* THE PROBLEM
Using the records below, locate all lines containing "sekä" and return them.

===== EXERCISE DATA

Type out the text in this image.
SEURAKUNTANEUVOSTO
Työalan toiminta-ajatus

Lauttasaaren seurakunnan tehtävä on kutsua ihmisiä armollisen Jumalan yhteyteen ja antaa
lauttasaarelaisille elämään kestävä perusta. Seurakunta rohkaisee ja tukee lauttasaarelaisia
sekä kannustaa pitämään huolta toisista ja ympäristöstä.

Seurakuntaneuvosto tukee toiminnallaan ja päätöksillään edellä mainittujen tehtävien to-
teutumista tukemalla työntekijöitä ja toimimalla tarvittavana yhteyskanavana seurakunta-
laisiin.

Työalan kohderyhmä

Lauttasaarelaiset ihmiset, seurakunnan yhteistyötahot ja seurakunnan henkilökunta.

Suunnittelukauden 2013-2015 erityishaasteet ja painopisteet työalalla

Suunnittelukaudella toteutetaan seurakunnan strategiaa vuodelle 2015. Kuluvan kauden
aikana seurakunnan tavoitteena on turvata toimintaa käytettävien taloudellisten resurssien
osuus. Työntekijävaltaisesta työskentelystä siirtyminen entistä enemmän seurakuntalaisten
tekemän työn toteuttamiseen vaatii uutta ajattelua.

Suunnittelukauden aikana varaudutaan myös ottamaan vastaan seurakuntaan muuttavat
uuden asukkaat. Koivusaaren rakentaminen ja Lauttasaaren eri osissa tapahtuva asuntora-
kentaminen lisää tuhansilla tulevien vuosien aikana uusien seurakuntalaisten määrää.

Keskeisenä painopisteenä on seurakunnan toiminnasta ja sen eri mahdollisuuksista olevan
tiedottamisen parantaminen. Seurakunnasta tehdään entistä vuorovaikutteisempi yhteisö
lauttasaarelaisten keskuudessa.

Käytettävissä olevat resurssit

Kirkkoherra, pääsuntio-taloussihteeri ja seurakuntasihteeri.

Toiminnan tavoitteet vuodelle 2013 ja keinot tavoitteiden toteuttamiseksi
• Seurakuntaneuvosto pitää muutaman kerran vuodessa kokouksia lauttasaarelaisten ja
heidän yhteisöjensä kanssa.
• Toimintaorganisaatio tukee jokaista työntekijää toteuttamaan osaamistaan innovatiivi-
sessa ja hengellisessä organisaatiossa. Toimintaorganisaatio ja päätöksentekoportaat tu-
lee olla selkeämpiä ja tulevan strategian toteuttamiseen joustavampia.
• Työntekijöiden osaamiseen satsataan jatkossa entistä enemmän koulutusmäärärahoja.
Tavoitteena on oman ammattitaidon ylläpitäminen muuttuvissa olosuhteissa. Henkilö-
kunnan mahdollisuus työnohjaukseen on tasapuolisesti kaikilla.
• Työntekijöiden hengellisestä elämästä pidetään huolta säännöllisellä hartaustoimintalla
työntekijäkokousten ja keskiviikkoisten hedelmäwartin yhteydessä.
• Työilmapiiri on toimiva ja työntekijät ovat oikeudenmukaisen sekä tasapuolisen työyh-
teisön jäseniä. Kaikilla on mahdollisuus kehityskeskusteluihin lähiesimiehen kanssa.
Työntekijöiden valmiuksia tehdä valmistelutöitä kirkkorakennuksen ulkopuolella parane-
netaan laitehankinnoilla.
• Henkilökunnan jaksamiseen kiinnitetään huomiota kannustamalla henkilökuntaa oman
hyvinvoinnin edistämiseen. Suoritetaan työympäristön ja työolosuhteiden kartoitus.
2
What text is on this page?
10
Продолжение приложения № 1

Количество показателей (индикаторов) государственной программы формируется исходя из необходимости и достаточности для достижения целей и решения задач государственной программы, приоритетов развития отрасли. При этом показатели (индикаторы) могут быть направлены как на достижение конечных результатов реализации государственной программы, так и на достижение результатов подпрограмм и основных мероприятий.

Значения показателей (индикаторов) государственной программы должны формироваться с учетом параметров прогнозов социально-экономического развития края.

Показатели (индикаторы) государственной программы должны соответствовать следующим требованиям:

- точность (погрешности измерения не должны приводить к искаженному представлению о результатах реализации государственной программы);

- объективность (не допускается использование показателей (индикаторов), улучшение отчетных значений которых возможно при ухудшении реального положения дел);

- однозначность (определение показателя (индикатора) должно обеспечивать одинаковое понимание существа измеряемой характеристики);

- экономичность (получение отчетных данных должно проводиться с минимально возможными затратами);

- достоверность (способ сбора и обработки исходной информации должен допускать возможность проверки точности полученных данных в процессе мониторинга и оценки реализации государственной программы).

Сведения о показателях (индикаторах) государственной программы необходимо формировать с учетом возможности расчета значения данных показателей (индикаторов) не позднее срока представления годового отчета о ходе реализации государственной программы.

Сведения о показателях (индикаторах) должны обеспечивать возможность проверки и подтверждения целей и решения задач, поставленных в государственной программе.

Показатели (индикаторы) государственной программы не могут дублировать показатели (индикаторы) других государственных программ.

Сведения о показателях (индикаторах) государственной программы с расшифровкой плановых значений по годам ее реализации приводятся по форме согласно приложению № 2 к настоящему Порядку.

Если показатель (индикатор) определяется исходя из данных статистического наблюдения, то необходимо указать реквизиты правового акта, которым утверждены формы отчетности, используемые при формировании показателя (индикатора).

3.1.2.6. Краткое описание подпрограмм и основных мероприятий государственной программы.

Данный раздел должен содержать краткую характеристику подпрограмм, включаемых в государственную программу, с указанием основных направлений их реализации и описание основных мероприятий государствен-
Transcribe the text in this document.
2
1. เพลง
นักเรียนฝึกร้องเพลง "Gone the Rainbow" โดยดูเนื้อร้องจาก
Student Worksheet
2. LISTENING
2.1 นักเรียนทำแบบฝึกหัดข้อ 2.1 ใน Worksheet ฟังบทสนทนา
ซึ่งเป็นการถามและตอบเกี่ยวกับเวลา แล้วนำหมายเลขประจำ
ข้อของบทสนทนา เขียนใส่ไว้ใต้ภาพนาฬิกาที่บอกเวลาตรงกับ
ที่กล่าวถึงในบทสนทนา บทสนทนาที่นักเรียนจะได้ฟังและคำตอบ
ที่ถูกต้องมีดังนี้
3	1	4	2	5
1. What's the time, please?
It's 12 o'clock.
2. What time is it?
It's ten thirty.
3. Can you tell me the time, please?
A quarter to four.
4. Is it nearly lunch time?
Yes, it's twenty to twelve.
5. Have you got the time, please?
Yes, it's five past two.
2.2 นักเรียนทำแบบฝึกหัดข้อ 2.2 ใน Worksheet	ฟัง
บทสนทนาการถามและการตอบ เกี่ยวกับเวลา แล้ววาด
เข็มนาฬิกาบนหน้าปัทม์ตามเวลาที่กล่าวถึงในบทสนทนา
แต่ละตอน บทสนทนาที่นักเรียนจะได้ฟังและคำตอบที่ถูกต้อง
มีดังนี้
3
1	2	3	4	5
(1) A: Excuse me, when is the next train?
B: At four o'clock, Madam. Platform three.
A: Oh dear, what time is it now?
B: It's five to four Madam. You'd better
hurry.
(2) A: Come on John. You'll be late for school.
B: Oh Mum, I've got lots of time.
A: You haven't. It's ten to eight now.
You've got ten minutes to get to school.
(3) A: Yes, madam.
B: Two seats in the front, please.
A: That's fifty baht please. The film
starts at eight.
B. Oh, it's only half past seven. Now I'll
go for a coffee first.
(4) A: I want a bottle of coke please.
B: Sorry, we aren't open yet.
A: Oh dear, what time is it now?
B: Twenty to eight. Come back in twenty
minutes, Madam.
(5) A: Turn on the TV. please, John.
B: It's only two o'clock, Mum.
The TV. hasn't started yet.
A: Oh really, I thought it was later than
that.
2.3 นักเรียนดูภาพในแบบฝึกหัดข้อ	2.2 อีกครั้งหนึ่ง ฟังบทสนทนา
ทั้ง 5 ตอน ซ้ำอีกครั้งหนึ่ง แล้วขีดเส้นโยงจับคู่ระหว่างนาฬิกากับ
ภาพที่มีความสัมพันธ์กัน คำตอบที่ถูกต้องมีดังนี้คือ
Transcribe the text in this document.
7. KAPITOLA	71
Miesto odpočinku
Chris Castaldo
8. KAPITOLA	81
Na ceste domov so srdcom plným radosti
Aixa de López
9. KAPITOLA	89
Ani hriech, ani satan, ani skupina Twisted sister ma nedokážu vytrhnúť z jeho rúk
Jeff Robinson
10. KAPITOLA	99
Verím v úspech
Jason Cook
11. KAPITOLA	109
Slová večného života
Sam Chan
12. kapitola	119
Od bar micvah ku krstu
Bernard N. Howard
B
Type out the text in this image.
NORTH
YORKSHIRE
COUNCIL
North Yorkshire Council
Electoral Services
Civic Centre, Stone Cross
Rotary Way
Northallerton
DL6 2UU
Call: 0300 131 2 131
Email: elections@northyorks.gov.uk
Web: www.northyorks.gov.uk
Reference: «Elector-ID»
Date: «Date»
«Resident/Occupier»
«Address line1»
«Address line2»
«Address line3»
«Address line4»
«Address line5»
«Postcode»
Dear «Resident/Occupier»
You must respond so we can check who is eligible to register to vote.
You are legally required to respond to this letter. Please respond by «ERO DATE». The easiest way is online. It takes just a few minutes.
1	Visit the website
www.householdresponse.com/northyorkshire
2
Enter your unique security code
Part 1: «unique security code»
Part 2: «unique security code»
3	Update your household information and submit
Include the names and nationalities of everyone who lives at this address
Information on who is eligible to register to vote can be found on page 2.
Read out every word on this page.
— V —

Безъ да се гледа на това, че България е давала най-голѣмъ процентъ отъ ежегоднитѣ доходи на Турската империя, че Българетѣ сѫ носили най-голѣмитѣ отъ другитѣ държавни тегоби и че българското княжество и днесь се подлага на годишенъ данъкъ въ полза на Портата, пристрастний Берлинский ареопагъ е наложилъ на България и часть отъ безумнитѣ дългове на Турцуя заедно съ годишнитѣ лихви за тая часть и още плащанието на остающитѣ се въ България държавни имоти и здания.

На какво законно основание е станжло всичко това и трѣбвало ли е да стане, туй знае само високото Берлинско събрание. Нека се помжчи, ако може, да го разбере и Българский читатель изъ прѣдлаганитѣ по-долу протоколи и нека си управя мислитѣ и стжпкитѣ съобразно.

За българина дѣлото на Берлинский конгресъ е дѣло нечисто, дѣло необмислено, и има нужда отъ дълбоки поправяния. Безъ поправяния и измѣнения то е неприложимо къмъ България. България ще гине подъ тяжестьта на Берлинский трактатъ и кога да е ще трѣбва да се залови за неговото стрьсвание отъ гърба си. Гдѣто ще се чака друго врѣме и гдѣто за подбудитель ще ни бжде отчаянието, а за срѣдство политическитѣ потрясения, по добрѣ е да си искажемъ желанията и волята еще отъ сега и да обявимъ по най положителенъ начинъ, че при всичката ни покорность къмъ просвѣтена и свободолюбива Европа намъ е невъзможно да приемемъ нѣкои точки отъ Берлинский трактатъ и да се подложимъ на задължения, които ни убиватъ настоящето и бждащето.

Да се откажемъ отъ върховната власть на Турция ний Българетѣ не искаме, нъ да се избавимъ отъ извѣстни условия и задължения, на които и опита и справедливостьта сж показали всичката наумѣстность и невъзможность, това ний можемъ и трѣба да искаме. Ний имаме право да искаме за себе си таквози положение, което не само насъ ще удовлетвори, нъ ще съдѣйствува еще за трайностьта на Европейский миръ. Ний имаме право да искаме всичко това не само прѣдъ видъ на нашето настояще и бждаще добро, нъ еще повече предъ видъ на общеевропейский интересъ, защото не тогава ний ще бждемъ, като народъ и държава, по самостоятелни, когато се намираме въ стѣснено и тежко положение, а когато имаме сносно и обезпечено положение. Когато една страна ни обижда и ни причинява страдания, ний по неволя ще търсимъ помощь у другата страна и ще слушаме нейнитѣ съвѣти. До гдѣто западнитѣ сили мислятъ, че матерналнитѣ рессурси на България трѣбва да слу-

==========

* TASK RESULT
sekä kannustaa pitämään huolta toisista ja ympäristöstä.
• Työilmapiiri on toimiva ja työntekijät ovat oikeudenmukaisen sekä tasapuolisen työyh-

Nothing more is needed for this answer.